(Source data)
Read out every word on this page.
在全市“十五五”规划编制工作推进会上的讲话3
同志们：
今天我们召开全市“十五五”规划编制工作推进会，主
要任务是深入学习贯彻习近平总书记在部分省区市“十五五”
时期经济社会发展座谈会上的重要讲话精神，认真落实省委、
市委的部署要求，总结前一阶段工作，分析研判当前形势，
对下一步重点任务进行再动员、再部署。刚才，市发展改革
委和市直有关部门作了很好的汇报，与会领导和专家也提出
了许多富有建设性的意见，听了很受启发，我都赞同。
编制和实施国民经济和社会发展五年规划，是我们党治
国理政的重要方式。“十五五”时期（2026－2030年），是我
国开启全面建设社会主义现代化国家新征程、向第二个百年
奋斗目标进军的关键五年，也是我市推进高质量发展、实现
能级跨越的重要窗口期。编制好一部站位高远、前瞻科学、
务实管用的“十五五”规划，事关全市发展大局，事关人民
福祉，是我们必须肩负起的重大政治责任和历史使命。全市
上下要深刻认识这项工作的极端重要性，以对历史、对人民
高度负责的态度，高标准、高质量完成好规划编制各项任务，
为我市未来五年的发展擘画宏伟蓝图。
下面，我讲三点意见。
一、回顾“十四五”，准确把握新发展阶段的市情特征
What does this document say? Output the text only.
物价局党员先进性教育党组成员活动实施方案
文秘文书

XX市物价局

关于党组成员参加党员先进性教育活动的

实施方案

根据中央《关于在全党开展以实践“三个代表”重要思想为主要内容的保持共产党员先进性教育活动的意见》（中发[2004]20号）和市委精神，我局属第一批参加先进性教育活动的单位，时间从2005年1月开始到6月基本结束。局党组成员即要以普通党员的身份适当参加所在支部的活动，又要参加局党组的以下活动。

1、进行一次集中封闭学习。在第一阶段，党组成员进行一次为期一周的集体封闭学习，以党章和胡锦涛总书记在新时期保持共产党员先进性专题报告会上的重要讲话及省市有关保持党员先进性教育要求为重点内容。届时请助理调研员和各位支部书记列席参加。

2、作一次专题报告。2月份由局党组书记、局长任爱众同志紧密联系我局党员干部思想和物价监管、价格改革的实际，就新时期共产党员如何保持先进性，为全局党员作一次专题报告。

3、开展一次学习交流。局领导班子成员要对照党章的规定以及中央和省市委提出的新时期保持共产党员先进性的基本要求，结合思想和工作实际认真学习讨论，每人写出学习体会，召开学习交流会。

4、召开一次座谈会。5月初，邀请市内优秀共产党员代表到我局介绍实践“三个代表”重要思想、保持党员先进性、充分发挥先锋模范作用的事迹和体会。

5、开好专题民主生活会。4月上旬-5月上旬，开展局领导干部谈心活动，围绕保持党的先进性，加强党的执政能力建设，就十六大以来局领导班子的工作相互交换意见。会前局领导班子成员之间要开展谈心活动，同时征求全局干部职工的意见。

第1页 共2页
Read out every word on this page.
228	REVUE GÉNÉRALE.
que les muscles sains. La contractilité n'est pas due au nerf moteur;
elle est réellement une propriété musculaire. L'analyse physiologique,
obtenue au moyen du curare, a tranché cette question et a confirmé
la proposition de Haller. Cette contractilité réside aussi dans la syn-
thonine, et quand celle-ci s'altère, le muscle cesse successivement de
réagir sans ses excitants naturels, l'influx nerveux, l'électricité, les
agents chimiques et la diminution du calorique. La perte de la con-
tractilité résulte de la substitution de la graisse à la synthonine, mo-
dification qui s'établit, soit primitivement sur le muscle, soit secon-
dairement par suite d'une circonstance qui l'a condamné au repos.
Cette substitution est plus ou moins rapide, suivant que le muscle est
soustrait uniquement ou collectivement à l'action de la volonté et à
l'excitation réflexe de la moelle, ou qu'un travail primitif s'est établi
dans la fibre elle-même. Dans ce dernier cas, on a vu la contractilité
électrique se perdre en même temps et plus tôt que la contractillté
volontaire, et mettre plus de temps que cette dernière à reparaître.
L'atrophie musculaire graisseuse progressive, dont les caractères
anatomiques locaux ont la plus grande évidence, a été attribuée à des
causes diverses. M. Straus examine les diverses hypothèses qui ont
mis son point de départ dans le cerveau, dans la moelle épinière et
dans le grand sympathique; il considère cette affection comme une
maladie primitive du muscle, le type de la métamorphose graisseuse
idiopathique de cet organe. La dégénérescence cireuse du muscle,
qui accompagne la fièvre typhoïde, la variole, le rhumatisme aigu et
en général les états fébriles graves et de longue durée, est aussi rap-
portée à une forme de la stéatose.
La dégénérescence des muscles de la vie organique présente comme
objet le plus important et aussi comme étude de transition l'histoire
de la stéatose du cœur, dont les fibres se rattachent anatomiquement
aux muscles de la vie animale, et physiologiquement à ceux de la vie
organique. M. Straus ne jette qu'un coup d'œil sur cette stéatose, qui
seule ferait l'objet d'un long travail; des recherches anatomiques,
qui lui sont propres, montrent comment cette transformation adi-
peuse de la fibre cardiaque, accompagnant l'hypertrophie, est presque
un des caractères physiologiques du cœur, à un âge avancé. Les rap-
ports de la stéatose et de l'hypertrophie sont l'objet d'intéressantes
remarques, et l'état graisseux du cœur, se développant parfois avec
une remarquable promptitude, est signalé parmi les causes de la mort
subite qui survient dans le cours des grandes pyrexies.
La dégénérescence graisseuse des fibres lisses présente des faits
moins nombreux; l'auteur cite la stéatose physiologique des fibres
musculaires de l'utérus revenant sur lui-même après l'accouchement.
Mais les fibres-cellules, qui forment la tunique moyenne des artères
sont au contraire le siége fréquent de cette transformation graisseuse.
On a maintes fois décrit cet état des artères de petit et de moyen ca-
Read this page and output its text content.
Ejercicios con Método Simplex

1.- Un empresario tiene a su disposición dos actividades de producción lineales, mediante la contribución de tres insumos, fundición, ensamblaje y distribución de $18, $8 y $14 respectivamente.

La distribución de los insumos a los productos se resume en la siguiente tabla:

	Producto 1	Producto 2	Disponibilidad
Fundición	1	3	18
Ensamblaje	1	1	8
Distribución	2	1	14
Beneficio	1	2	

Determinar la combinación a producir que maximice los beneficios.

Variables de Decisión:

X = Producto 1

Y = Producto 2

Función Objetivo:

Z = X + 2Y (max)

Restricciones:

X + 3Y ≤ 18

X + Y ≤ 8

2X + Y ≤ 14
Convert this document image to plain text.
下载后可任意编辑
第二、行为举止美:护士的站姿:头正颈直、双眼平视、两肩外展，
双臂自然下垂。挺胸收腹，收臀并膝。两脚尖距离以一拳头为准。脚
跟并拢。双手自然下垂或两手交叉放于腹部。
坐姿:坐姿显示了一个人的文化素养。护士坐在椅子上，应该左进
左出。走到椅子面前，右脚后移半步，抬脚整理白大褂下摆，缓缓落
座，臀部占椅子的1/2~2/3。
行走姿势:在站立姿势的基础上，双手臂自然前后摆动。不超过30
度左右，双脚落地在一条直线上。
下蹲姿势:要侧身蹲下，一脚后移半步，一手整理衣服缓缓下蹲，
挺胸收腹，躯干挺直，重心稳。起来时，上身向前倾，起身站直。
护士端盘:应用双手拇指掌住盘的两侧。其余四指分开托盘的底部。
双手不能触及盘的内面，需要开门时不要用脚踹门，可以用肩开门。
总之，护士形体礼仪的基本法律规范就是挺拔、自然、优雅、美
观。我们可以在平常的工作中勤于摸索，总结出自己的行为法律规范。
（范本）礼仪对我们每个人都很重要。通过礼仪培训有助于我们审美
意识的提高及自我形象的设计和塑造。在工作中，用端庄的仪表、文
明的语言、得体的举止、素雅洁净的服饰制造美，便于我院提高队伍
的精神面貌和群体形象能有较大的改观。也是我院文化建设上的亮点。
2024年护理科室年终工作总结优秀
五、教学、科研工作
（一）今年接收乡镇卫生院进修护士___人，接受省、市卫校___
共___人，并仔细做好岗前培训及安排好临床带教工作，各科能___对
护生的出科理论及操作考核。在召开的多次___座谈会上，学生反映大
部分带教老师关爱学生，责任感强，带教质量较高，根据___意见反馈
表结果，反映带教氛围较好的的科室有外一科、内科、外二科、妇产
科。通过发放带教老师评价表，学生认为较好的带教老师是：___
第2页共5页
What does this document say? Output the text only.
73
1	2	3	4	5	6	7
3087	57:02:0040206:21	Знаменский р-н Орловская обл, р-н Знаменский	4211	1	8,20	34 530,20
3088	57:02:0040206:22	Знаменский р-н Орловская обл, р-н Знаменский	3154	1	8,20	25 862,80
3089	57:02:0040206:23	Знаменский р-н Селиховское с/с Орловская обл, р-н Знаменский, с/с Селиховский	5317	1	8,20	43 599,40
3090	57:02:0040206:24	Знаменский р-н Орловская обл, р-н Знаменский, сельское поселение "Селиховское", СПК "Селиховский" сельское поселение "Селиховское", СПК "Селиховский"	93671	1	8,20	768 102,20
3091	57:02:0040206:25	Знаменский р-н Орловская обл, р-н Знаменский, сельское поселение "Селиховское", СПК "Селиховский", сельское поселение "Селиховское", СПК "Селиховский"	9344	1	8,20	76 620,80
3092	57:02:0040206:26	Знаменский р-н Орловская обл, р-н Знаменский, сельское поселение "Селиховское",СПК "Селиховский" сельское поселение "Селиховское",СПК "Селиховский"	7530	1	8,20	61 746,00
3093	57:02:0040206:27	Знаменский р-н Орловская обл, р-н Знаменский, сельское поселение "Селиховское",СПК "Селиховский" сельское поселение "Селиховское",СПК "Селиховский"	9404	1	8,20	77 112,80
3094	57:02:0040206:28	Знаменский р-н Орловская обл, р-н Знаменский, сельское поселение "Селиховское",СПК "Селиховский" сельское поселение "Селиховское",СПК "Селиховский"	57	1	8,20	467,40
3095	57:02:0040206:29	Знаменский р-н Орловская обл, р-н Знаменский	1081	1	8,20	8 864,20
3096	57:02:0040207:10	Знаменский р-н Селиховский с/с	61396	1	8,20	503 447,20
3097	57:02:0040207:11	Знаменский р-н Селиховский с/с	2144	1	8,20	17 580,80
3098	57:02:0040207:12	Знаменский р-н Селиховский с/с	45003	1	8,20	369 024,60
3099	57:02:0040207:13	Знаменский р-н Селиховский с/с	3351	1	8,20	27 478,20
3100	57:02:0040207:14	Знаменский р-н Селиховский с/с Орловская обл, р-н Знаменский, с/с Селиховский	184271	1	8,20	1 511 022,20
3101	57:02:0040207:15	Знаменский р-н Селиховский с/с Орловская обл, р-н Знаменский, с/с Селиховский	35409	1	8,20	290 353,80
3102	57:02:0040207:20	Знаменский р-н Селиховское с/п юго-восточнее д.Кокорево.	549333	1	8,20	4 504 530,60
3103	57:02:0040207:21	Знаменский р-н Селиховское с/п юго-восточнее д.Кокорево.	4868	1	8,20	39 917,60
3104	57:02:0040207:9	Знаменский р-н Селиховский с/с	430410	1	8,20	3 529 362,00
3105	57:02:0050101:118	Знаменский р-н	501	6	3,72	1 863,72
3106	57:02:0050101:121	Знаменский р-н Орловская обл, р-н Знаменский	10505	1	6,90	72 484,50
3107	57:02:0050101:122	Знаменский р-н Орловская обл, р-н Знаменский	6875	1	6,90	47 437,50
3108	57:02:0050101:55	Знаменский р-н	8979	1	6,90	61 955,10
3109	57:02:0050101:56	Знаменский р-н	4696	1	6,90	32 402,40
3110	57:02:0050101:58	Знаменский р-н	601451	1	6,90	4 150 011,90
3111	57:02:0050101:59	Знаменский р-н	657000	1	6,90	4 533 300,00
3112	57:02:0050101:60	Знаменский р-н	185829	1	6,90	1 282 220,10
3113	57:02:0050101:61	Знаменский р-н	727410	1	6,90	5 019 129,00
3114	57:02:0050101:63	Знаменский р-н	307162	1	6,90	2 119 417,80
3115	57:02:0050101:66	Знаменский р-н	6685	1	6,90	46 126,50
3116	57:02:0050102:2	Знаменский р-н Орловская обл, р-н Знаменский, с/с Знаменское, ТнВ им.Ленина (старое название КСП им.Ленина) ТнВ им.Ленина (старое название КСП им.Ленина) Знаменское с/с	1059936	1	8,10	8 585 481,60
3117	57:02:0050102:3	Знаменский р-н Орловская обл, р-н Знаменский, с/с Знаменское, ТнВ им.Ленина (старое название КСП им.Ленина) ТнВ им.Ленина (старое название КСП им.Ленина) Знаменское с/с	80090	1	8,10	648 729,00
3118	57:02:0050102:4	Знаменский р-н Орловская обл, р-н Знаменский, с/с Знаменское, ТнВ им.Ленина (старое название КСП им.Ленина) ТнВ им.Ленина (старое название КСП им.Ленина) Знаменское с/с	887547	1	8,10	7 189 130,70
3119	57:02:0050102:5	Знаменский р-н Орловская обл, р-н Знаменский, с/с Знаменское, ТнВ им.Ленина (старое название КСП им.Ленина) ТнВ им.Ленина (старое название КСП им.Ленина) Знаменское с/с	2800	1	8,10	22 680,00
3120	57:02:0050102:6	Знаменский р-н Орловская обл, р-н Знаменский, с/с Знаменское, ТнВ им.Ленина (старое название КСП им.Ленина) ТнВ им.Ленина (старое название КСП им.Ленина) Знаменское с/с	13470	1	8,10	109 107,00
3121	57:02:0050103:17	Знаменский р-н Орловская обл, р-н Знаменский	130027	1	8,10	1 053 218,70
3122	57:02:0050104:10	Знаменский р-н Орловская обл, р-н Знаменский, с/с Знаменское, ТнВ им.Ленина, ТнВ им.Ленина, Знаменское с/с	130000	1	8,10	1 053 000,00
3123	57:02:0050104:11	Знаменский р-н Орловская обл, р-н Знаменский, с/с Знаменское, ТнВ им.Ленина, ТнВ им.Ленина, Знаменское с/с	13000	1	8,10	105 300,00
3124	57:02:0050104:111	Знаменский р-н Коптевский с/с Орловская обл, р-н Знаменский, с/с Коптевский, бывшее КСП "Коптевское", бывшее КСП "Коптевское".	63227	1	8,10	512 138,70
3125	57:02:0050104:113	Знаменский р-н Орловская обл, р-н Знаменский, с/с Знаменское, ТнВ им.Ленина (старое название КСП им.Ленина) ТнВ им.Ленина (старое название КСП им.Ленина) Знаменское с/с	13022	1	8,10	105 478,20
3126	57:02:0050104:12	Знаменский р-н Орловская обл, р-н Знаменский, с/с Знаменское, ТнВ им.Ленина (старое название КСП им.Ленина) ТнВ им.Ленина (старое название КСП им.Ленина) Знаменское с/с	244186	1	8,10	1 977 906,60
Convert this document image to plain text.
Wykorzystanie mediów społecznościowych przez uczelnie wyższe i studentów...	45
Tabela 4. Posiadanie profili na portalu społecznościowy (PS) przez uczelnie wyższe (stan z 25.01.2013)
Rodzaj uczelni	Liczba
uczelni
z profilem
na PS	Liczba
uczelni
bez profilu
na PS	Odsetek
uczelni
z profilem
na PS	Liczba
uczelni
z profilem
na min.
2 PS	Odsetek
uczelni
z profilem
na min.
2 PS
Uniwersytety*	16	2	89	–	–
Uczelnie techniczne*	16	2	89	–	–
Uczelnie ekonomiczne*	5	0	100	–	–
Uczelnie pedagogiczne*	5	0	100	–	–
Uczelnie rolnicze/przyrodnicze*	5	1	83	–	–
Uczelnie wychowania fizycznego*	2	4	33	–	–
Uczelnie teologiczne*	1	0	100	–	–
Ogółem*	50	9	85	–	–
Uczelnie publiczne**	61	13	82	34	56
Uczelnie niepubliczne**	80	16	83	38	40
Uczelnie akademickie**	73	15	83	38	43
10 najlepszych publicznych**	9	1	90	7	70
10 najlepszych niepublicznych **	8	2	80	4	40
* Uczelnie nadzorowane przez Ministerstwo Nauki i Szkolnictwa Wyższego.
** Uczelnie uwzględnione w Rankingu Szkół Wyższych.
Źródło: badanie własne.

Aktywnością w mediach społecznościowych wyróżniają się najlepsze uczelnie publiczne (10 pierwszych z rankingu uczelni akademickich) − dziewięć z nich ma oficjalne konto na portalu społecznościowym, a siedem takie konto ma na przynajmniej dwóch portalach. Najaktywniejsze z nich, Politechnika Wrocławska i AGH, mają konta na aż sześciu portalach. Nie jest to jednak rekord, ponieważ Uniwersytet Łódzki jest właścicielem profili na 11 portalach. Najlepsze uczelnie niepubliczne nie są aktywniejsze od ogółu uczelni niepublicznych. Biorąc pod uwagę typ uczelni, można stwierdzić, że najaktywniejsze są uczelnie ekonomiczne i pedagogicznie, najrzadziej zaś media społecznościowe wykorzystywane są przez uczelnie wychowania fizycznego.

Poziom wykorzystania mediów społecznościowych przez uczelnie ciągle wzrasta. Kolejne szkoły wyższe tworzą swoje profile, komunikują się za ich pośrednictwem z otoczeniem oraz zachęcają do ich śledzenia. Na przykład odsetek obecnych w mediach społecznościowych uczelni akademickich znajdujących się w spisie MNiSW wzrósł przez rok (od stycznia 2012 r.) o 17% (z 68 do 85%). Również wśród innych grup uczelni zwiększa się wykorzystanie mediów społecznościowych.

DIRECTIVE:
Search the lines above for the string "название", then show every one that has it.

RESPONSE TO THE EXERCISE:
3116	57:02:0050102:2	Знаменский р-н Орловская обл, р-н Знаменский, с/с Знаменское, ТнВ им.Ленина (старое название КСП им.Ленина) ТнВ им.Ленина (старое название КСП им.Ленина) Знаменское с/с	1059936	1	8,10	8 585 481,60
3117	57:02:0050102:3	Знаменский р-н Орловская обл, р-н Знаменский, с/с Знаменское, ТнВ им.Ленина (старое название КСП им.Ленина) ТнВ им.Ленина (старое название КСП им.Ленина) Знаменское с/с	80090	1	8,10	648 729,00
3118	57:02:0050102:4	Знаменский р-н Орловская обл, р-н Знаменский, с/с Знаменское, ТнВ им.Ленина (старое название КСП им.Ленина) ТнВ им.Ленина (старое название КСП им.Ленина) Знаменское с/с	887547	1	8,10	7 189 130,70
3119	57:02:0050102:5	Знаменский р-н Орловская обл, р-н Знаменский, с/с Знаменское, ТнВ им.Ленина (старое название КСП им.Ленина) ТнВ им.Ленина (старое название КСП им.Ленина) Знаменское с/с	2800	1	8,10	22 680,00
3120	57:02:0050102:6	Знаменский р-н Орловская обл, р-н Знаменский, с/с Знаменское, ТнВ им.Ленина (старое название КСП им.Ленина) ТнВ им.Ленина (старое название КСП им.Ленина) Знаменское с/с	13470	1	8,10	109 107,00
3125	57:02:0050104:113	Знаменский р-н Орловская обл, р-н Знаменский, с/с Знаменское, ТнВ им.Ленина (старое название КСП им.Ленина) ТнВ им.Ленина (старое название КСП им.Ленина) Знаменское с/с	13022	1	8,10	105 478,20
3126	57:02:0050104:12	Знаменский р-н Орловская обл, р-н Знаменский, с/с Знаменское, ТнВ им.Ленина (старое название КСП им.Ленина) ТнВ им.Ленина (старое название КСП им.Ленина) Знаменское с/с	244186	1	8,10	1 977 906,60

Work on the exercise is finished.